> _Lines of data_
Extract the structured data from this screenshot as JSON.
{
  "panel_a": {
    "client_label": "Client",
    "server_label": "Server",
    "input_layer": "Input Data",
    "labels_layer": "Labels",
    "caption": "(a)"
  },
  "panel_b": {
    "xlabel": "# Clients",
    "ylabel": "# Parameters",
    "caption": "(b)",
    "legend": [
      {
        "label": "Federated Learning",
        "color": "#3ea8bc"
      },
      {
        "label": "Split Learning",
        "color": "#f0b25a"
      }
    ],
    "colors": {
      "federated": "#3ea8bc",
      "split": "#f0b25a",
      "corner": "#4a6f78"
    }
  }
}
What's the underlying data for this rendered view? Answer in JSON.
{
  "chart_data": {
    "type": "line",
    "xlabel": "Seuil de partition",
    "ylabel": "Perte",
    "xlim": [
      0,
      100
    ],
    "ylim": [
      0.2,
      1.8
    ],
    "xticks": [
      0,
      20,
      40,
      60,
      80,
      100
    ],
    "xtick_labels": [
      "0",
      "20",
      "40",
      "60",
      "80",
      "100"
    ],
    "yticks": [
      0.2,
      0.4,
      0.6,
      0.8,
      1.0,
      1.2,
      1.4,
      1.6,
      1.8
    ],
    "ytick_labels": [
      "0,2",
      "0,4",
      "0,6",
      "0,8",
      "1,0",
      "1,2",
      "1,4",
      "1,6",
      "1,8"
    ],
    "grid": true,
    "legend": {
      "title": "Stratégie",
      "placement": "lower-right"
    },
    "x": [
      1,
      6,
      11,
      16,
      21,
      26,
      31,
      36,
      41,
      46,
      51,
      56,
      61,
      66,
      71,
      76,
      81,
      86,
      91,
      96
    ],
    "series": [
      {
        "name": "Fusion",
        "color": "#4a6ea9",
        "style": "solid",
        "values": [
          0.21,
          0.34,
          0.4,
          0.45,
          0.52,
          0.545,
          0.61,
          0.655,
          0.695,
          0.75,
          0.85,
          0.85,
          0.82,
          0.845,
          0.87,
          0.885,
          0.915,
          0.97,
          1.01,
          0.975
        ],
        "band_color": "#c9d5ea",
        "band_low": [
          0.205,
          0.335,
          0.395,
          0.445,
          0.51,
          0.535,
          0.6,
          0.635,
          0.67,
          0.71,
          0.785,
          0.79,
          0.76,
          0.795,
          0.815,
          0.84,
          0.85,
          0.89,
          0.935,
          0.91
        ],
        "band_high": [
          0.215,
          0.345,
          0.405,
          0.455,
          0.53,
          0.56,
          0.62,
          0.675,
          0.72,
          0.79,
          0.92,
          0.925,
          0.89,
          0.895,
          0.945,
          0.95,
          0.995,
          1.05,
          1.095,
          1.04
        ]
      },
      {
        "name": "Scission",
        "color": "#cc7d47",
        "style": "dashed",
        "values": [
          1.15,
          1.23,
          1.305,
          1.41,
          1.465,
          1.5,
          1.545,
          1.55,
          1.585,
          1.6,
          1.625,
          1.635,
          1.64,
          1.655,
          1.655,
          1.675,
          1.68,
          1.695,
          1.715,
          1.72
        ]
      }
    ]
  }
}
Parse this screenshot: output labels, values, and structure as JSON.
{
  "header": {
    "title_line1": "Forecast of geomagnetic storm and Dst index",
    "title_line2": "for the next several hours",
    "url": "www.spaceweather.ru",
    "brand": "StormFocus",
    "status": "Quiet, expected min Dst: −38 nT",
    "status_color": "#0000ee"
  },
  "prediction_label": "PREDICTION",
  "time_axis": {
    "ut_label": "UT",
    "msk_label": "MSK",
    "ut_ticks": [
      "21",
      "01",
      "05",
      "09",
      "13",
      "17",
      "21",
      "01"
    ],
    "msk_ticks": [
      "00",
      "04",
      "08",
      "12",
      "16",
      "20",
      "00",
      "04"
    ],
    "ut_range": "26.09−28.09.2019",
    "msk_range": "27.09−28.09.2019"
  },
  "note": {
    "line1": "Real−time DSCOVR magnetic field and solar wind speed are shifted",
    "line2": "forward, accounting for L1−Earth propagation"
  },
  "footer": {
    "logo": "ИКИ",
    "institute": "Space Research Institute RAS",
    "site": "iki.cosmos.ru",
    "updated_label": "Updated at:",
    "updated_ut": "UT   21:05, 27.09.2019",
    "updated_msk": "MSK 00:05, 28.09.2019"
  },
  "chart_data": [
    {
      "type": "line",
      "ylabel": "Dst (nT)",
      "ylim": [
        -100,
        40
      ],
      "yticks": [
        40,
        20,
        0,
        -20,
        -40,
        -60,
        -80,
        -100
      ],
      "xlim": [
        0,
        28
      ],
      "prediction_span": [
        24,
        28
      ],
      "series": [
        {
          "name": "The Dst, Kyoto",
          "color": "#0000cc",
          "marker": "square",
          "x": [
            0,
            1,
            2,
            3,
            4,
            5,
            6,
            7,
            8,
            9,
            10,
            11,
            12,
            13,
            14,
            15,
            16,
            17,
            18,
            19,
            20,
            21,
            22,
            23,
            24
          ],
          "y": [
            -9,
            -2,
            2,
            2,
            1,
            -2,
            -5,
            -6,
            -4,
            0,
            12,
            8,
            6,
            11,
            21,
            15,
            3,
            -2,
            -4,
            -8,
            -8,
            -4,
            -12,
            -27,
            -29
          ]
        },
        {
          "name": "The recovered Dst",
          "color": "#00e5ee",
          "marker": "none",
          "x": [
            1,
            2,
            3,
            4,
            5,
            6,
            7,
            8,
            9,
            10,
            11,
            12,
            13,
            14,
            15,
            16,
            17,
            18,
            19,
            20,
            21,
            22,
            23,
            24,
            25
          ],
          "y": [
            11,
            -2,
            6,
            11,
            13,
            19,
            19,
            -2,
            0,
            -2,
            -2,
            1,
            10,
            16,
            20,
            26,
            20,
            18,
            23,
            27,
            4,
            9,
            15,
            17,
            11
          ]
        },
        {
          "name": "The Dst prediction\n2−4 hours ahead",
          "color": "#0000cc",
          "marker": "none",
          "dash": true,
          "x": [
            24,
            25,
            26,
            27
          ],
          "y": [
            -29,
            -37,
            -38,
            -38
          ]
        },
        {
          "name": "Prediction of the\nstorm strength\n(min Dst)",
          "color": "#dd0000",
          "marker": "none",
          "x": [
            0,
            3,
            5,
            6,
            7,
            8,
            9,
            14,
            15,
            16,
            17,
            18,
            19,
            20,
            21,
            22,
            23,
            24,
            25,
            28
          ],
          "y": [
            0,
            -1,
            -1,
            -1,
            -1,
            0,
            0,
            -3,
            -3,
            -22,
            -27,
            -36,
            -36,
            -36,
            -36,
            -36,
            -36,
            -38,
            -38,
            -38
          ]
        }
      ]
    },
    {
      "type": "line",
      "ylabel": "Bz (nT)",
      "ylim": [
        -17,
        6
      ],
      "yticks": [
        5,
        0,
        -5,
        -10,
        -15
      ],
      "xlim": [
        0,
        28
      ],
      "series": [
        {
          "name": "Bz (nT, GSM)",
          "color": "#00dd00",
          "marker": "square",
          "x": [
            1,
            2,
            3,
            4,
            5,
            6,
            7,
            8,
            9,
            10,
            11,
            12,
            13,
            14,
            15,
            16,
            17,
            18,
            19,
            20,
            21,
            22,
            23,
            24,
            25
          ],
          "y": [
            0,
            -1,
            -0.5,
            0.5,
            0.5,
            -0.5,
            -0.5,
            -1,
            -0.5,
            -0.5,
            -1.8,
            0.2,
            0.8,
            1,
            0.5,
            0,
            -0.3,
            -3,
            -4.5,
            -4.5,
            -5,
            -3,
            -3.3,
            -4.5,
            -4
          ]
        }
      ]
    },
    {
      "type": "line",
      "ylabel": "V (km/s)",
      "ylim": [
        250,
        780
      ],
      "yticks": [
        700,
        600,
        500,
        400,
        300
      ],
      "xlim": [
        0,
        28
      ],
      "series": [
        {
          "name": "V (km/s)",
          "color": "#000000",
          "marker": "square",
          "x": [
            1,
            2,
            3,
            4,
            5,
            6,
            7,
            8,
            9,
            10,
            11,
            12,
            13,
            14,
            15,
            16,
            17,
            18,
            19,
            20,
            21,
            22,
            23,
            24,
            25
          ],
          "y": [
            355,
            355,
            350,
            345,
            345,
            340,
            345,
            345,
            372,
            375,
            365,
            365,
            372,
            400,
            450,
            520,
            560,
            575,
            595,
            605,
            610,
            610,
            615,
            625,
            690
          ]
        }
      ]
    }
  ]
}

> _Work required_
Only the count is needed: the number of lines in the data that include the word "ylabel".

> _Output of the exercise_
5